## WHAT IS REQUIRED
Identify each line below containing the string "gear" and copy it.

## RECORDS TO USE

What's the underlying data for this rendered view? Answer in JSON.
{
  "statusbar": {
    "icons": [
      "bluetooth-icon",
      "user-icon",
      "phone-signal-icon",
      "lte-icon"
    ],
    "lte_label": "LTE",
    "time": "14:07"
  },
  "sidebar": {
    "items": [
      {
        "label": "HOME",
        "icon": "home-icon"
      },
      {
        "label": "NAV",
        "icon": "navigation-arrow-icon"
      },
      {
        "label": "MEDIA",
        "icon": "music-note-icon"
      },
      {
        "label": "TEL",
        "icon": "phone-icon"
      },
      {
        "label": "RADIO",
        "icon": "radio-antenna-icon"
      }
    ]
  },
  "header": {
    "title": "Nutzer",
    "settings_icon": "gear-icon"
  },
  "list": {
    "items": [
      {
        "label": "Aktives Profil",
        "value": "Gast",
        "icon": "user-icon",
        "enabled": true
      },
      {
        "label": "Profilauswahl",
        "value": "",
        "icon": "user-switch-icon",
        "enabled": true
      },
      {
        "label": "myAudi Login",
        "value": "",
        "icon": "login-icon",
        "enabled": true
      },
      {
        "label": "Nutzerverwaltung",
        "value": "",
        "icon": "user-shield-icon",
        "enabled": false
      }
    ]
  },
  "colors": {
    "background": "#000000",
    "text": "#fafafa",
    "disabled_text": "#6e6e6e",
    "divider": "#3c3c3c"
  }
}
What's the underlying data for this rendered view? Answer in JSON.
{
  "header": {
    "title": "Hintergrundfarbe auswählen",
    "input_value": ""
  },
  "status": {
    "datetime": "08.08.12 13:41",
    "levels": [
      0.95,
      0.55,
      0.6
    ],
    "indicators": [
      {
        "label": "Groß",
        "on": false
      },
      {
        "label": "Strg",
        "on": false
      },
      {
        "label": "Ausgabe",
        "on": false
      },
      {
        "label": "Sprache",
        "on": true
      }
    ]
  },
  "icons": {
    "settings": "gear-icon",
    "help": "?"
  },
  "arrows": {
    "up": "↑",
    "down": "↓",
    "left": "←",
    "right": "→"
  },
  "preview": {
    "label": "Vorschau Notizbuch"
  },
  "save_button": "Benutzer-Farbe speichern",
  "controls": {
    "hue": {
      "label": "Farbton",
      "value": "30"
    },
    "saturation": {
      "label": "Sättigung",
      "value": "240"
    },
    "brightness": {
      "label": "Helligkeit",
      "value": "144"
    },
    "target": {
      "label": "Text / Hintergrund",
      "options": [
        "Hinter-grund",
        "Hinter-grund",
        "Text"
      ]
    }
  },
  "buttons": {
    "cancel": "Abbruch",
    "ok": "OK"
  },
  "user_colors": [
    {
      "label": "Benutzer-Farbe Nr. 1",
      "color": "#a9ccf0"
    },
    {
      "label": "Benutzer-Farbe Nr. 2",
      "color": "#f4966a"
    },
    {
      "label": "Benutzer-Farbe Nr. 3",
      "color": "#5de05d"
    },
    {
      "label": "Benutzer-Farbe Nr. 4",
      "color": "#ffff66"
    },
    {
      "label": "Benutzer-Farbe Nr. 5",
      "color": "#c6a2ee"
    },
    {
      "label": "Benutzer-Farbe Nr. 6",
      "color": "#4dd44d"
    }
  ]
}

## THE RESPONSE
    "settings_icon": "gear-icon"
    "settings": "gear-icon",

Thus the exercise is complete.